BEGIN LISTED ENTRIES
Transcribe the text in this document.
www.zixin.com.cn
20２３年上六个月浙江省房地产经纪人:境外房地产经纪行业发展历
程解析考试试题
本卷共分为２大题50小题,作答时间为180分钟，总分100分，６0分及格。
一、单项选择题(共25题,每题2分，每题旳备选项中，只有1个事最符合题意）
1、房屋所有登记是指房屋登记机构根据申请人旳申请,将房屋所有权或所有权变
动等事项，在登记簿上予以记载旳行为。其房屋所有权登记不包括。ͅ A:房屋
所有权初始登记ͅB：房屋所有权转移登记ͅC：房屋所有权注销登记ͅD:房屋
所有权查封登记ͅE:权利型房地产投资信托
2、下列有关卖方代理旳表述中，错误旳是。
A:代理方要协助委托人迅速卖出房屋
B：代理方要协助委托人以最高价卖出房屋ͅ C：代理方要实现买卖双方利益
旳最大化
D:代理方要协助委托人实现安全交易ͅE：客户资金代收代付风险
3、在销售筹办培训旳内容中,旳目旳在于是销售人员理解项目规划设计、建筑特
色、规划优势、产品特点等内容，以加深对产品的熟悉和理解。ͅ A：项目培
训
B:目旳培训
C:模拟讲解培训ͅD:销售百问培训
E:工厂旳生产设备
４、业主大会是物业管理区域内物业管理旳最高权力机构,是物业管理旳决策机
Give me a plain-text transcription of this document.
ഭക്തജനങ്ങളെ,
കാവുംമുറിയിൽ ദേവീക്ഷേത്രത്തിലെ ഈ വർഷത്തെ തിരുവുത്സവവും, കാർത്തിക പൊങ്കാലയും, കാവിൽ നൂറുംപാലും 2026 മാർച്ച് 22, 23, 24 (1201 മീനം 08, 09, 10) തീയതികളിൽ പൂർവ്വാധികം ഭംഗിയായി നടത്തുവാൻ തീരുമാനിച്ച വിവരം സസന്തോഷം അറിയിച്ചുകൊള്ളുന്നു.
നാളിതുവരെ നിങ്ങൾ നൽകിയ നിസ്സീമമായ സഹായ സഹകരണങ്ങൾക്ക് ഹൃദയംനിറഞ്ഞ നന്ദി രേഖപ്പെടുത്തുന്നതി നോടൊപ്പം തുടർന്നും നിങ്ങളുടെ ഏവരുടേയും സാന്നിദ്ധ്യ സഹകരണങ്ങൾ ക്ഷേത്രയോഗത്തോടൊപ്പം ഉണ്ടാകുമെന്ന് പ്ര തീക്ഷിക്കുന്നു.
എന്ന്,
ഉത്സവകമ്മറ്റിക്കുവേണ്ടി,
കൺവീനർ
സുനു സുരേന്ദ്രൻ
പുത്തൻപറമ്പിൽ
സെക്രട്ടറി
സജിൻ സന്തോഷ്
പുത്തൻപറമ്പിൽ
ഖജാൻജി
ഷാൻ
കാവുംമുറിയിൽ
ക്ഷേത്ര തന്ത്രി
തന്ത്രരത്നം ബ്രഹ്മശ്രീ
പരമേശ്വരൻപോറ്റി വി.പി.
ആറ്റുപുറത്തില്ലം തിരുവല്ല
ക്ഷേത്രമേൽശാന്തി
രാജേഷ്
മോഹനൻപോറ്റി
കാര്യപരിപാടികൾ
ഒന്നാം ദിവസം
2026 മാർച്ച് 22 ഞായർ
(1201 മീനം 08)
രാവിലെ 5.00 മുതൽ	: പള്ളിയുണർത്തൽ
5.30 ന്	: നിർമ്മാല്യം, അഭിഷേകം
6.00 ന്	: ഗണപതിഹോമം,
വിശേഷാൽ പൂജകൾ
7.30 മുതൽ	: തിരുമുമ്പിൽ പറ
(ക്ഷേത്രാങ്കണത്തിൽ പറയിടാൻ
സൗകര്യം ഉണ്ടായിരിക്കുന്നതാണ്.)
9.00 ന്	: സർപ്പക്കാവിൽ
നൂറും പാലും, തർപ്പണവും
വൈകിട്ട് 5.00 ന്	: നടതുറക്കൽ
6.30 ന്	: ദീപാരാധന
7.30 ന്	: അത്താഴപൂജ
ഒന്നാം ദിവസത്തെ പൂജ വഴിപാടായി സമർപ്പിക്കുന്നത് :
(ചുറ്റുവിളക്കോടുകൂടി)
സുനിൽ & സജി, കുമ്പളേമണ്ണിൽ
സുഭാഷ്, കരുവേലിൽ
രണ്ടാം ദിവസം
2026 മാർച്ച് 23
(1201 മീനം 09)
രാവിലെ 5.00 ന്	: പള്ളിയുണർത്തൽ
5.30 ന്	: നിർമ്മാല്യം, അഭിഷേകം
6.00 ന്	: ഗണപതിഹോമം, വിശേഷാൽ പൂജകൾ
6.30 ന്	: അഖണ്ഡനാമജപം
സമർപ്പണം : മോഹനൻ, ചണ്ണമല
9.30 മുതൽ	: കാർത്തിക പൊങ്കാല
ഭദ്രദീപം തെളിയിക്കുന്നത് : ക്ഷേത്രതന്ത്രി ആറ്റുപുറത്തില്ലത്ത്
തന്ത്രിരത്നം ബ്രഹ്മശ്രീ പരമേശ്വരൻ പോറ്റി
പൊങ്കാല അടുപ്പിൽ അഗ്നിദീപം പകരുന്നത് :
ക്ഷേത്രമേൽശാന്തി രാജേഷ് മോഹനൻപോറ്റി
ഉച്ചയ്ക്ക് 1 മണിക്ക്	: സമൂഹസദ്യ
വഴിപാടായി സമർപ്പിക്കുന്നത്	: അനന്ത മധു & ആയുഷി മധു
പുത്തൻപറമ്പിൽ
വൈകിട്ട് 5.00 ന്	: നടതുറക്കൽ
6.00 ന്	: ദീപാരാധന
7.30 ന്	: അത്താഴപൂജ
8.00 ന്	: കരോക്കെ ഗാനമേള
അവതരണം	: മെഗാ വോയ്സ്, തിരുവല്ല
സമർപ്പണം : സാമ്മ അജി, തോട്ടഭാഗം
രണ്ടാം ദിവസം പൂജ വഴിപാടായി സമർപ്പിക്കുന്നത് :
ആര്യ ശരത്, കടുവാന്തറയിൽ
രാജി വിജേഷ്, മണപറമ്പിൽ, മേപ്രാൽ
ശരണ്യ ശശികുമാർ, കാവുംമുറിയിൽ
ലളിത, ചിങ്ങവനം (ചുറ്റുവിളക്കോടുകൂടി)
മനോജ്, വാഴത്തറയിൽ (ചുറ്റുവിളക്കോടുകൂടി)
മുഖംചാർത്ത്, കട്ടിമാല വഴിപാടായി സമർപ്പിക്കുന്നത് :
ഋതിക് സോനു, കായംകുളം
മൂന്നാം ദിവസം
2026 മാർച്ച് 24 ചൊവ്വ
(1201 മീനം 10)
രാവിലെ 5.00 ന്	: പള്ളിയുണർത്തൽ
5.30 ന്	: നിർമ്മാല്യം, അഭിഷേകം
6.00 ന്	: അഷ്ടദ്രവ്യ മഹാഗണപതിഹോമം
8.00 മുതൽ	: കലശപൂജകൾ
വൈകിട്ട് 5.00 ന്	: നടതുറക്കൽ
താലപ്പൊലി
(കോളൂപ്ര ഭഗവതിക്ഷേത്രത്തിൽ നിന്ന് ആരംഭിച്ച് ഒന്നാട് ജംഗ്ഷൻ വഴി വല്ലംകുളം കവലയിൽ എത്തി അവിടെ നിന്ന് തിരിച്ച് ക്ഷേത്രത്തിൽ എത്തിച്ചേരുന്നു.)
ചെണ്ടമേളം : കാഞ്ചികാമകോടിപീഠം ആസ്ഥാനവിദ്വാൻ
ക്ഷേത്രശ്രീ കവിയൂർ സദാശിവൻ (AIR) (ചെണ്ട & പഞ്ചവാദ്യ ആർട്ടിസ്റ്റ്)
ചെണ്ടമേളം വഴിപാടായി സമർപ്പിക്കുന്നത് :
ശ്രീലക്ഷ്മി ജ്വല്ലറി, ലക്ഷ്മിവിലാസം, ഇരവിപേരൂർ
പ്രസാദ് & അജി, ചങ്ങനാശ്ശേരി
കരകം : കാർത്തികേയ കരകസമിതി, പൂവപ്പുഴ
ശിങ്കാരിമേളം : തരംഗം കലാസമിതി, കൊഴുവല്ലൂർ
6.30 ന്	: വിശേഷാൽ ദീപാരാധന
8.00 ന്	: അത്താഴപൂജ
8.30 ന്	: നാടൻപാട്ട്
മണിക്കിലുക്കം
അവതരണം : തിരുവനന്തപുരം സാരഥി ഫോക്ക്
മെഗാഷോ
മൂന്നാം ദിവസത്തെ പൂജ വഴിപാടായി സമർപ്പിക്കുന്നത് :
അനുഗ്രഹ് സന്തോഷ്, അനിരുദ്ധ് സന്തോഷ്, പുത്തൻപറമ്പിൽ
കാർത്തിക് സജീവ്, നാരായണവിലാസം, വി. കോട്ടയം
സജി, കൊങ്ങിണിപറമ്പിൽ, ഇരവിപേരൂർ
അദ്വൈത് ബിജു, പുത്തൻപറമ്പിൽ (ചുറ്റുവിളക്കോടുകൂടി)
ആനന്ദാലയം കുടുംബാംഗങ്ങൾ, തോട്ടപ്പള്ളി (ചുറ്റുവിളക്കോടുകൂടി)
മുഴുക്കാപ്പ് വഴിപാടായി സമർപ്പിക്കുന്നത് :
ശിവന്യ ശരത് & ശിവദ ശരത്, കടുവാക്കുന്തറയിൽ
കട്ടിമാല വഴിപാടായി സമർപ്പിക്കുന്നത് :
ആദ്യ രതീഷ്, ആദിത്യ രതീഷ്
END LISTED ENTRIES
* GOAL OF THE EXERCISE
List every line in the records above that contains the word "document".

* TASK OUTPUT
Transcribe the text in this document.
Give me a plain-text transcription of this document.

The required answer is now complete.